** begin **

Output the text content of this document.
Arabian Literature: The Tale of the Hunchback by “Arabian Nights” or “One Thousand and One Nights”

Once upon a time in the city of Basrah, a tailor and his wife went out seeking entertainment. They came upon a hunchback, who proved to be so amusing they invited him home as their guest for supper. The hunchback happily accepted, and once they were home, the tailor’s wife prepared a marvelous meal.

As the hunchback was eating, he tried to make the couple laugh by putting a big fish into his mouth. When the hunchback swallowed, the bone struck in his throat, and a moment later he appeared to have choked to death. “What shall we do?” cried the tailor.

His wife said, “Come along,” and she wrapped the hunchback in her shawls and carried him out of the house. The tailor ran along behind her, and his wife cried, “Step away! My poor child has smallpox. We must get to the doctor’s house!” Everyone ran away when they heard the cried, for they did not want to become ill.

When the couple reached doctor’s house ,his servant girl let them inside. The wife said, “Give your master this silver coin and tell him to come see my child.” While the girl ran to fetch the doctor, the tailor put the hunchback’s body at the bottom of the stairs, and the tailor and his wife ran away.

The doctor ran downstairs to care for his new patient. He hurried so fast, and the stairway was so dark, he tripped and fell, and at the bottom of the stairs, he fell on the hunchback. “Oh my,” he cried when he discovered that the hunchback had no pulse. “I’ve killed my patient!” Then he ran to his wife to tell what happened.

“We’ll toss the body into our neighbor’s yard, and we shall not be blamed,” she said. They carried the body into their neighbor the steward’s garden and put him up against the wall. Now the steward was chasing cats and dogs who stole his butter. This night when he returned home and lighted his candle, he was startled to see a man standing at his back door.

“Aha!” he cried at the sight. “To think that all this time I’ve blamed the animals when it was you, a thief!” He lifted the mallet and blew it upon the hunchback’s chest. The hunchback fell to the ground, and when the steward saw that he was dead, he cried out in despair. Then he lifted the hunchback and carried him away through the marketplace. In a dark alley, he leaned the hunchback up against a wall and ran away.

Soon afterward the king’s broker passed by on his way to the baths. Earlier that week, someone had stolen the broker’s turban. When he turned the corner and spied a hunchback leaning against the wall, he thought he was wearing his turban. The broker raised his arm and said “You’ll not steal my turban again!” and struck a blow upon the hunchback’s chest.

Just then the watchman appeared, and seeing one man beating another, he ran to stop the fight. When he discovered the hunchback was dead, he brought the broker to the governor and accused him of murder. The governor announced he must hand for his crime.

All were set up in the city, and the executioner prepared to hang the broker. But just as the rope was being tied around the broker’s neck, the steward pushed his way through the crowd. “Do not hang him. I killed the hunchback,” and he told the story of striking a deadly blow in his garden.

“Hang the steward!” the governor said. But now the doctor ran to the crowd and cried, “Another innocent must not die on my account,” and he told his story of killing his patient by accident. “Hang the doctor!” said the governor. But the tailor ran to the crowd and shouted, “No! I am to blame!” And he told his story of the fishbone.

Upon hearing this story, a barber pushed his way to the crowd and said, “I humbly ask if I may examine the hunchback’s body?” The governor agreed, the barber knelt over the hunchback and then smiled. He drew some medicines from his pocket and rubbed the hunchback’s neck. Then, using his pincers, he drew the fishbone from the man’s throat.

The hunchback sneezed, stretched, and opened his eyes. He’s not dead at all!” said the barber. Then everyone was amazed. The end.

** end **
** begin **

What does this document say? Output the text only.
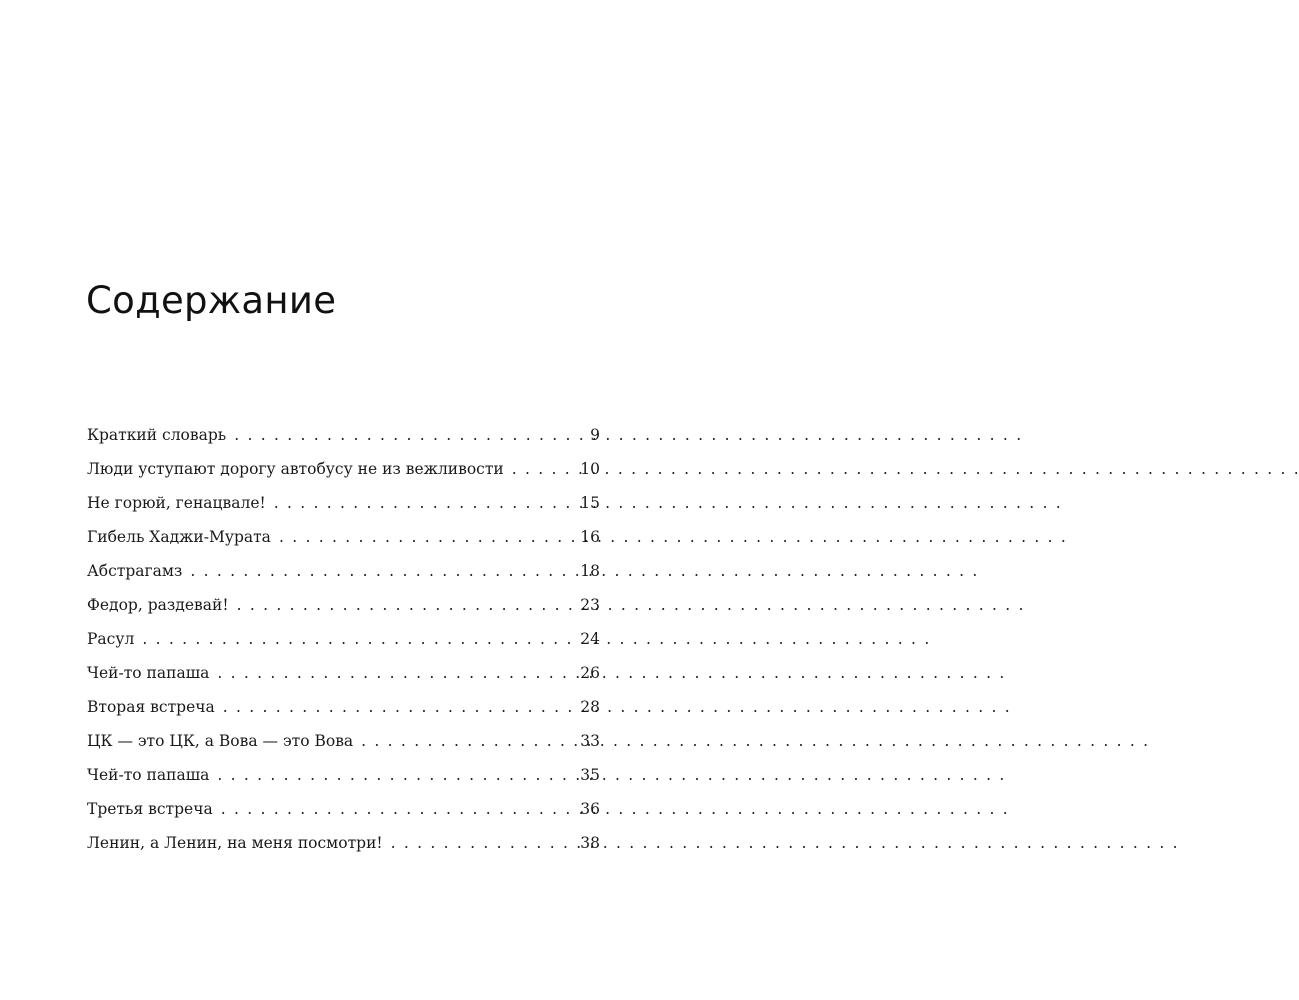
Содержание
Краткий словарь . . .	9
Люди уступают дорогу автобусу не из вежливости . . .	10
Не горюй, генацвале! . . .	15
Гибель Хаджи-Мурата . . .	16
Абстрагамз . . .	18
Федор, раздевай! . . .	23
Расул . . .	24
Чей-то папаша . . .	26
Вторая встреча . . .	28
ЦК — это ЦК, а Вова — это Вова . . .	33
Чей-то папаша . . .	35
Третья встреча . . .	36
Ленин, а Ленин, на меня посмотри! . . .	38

** end **

◆ TASK GOAL ◆
Return from the data every line that holds "prepared".

◆ REPLY TO THE TASK ◆
Once upon a time in the city of Basrah, a tailor and his wife went out seeking entertainment. They came upon a hunchback, who proved to be so amusing they invited him home as their guest for supper. The hunchback happily accepted, and once they were home, the tailor’s wife prepared a marvelous meal.
All were set up in the city, and the executioner prepared to hang the broker. But just as the rope was being tied around the broker’s neck, the steward pushed his way through the crowd. “Do not hang him. I killed the hunchback,” and he told the story of striking a deadly blow in his garden.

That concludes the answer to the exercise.